(Collected data)
* * * *
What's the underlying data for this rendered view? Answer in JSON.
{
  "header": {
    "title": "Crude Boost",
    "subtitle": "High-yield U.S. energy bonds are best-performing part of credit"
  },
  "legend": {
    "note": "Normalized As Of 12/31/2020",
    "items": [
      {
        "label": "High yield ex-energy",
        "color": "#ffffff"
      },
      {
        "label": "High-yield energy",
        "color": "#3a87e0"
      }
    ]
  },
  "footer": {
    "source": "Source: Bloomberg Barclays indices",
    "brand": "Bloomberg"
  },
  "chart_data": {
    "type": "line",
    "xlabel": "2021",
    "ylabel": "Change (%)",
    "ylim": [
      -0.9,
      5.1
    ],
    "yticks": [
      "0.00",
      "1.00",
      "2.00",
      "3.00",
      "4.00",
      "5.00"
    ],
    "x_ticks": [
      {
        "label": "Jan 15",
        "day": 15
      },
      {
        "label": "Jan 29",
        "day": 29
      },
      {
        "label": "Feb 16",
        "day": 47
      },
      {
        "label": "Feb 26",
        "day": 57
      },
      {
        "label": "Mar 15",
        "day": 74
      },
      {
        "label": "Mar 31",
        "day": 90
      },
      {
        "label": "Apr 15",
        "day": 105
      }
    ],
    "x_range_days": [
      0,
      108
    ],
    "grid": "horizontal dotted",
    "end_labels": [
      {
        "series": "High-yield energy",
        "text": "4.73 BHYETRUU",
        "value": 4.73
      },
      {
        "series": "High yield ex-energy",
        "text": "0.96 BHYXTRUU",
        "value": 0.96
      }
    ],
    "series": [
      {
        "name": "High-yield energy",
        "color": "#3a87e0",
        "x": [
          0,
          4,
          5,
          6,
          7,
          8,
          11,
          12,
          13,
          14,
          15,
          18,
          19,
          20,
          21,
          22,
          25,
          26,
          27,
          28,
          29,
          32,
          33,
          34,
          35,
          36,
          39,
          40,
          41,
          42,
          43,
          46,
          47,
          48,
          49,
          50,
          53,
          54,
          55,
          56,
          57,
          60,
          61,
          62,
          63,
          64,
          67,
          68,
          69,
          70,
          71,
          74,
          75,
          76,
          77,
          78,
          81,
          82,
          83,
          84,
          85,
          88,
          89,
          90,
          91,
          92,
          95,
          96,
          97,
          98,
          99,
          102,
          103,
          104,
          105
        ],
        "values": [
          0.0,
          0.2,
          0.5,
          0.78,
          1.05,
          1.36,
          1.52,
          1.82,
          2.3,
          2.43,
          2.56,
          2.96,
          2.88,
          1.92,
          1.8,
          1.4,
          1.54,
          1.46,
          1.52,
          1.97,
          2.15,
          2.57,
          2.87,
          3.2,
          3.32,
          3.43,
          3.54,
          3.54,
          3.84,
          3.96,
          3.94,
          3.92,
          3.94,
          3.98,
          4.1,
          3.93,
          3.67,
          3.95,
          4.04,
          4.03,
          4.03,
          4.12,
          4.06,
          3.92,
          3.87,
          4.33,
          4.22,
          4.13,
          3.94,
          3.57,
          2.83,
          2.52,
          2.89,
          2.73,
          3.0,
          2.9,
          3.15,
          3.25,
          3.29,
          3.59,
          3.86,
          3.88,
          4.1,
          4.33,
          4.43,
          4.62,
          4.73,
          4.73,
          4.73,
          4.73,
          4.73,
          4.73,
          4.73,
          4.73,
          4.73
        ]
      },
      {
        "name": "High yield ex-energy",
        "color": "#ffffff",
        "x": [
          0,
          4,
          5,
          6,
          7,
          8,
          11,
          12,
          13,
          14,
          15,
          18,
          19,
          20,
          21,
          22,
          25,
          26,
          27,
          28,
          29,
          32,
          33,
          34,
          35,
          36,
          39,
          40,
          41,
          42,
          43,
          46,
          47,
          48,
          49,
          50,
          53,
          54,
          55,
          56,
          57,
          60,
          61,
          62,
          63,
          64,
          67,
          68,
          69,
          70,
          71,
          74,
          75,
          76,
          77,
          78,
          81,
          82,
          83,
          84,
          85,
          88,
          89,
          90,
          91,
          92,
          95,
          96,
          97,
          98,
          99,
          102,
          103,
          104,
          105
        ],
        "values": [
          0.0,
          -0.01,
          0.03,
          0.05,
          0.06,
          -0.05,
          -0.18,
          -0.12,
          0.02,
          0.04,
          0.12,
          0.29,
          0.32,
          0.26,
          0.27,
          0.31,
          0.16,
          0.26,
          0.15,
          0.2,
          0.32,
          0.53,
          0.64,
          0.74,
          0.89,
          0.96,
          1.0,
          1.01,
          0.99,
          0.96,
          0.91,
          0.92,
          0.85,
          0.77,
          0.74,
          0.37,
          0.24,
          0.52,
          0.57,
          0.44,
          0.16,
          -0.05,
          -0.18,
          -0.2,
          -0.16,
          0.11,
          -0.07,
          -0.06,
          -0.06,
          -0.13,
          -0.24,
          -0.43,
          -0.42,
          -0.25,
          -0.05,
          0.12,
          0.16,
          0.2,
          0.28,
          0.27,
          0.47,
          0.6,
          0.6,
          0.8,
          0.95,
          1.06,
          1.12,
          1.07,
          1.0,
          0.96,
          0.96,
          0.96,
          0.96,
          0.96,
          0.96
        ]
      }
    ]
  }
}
* * * *
### Short exercise:
Each line in the material either holds the string "series" or does not. State how many do, and nothing else.

### Correct response:
3